▸ OBJECTIVE
Filter the listing below, copying every line in which the word "care" appears.
........
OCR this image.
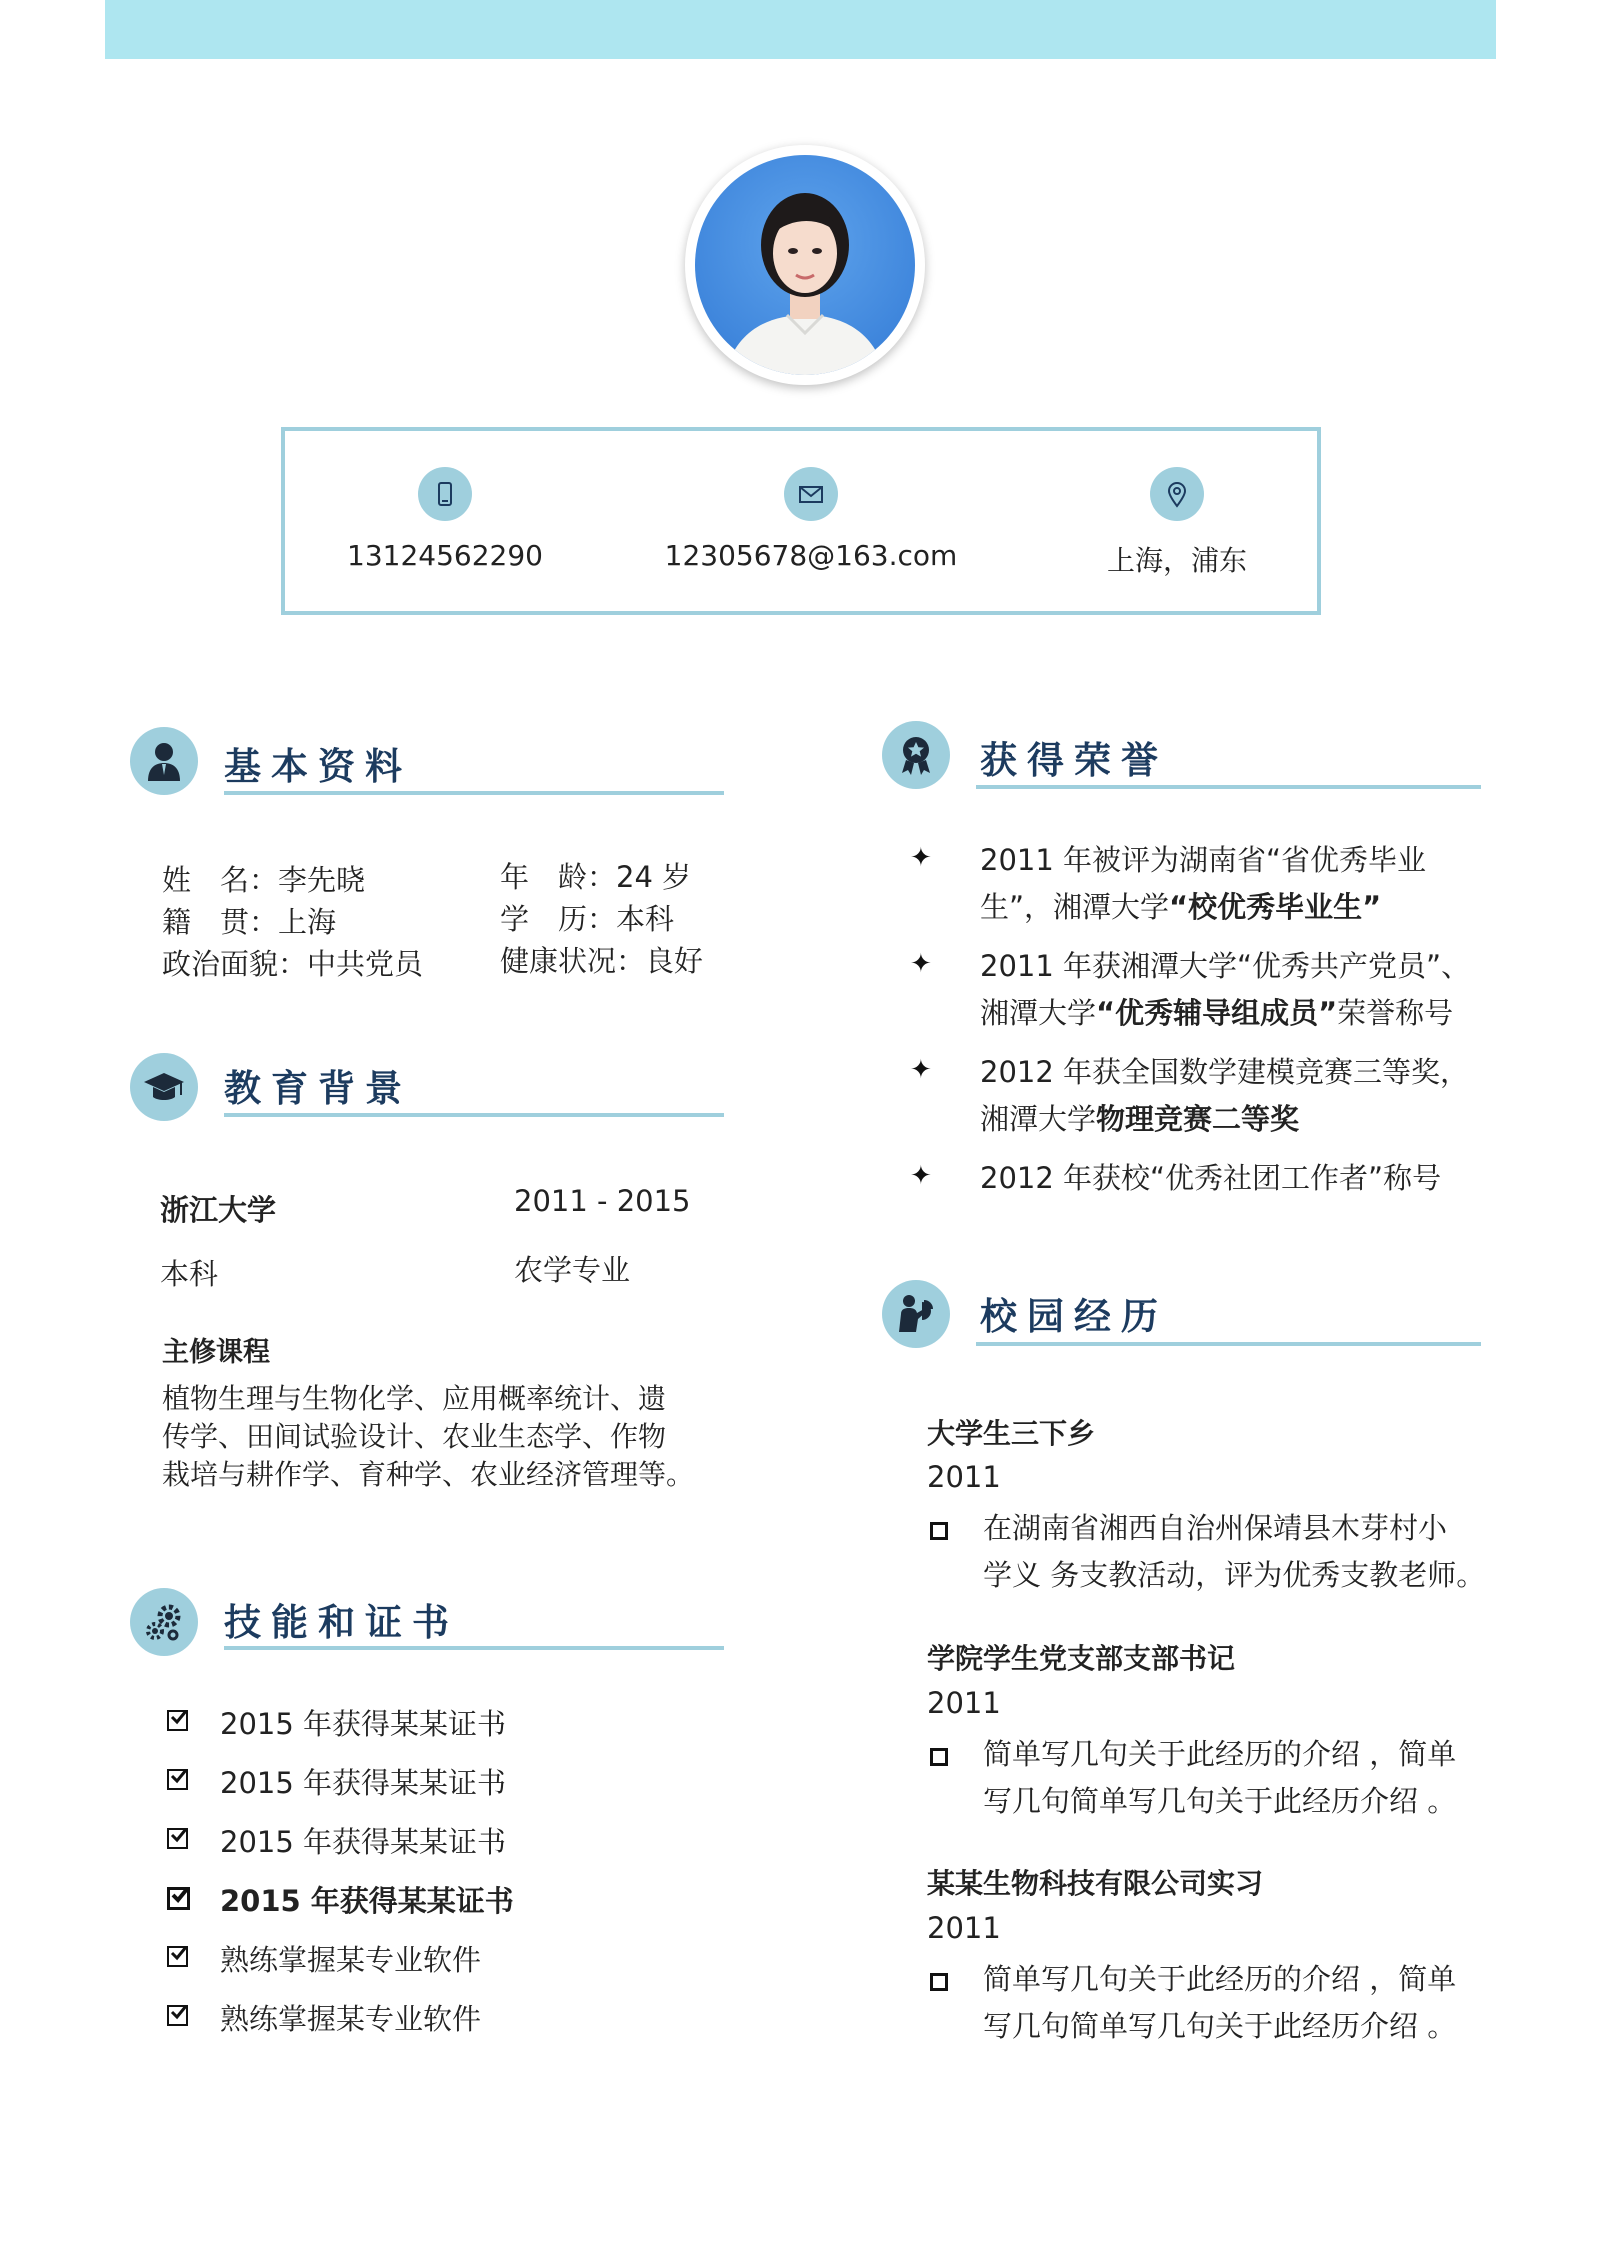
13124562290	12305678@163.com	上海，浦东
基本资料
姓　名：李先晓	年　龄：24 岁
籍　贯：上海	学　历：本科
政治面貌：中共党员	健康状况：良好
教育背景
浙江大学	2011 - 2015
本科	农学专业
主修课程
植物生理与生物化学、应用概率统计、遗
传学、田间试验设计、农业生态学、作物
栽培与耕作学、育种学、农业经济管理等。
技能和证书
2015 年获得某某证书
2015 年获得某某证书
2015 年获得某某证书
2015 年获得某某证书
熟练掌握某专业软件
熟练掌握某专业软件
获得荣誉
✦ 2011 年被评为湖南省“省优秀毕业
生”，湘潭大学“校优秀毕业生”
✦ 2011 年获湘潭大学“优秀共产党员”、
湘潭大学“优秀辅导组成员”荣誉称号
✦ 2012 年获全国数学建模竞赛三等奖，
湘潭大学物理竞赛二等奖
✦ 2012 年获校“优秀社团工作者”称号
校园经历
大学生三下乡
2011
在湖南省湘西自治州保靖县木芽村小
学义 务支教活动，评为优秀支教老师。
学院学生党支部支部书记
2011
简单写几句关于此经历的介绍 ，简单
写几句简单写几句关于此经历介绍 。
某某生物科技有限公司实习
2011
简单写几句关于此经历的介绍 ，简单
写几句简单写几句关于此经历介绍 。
........
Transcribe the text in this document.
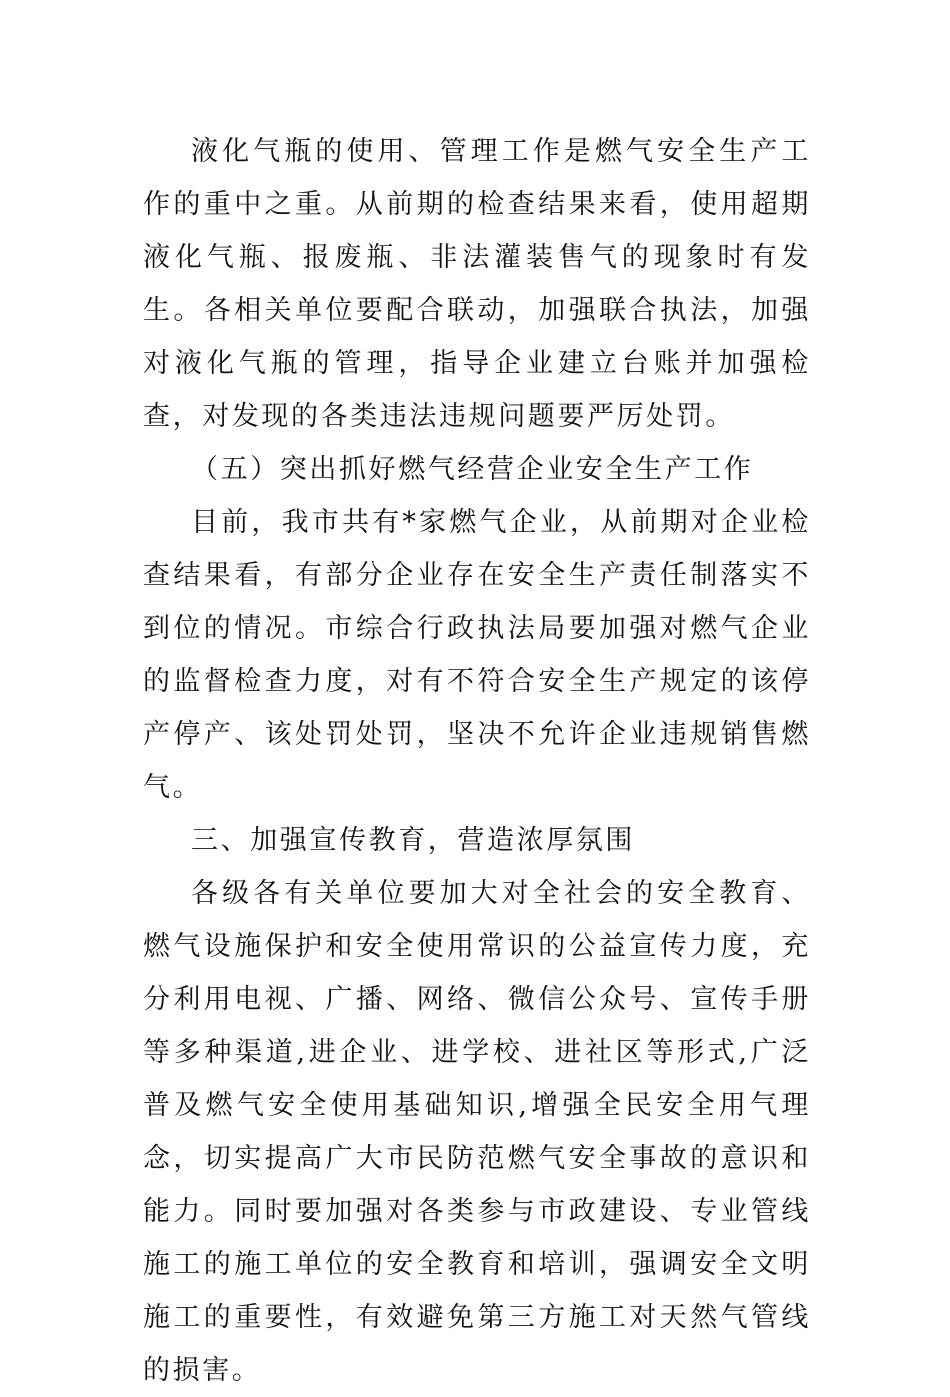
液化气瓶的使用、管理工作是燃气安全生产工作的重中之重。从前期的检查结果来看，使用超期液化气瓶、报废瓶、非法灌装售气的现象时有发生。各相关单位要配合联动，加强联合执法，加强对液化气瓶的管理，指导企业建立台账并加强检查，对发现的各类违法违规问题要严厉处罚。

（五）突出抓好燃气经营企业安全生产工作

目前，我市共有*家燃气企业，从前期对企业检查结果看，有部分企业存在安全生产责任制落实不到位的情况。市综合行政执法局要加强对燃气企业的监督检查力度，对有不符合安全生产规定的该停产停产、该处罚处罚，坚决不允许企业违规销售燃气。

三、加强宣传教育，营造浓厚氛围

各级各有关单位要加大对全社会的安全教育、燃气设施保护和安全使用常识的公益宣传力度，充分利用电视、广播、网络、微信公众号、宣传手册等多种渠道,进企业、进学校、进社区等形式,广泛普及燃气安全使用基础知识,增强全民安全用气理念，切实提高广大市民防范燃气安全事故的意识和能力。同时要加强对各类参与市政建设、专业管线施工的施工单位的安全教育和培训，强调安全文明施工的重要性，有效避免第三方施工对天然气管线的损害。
........
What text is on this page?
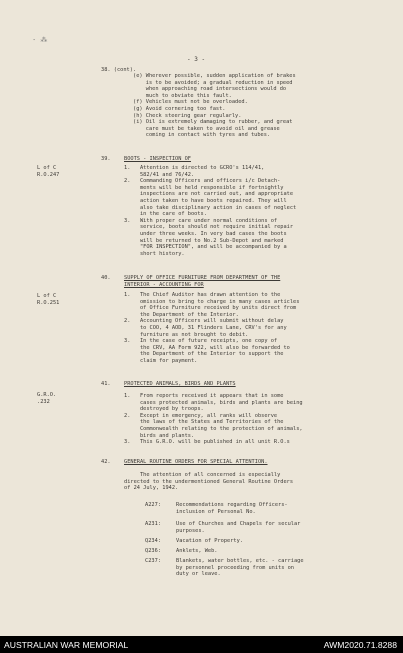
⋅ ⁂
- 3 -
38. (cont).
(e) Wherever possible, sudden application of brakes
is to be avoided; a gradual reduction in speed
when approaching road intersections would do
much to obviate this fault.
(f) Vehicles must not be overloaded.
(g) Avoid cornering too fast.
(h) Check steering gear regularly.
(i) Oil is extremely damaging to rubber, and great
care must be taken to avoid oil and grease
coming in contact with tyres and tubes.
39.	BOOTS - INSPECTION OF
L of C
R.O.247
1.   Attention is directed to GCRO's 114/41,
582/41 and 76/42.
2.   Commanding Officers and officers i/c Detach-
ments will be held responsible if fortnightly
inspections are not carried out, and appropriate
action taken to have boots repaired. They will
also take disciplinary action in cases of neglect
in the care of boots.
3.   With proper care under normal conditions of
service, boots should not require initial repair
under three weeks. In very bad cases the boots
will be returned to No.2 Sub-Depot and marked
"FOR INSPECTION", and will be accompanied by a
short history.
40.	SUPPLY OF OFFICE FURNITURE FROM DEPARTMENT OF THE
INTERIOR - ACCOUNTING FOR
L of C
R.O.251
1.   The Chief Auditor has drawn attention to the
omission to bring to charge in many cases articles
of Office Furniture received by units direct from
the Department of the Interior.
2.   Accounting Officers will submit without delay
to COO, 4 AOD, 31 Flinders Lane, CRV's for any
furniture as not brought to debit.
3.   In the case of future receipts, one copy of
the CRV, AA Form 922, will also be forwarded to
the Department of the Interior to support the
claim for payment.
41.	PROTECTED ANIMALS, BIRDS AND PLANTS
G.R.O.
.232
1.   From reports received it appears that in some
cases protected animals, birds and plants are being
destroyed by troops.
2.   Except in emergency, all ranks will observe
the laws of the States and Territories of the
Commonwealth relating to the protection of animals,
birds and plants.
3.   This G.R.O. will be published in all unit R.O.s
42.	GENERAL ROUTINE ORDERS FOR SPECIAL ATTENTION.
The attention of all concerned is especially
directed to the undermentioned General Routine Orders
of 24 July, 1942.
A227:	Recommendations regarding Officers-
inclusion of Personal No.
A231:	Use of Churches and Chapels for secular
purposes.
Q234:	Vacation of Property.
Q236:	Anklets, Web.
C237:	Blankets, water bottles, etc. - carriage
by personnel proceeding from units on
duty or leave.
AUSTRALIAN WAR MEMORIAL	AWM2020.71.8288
........
▸ ANSWER TO THE PROBLEM
care must be taken to avoid oil and grease
in the care of boots.
3.   With proper care under normal conditions of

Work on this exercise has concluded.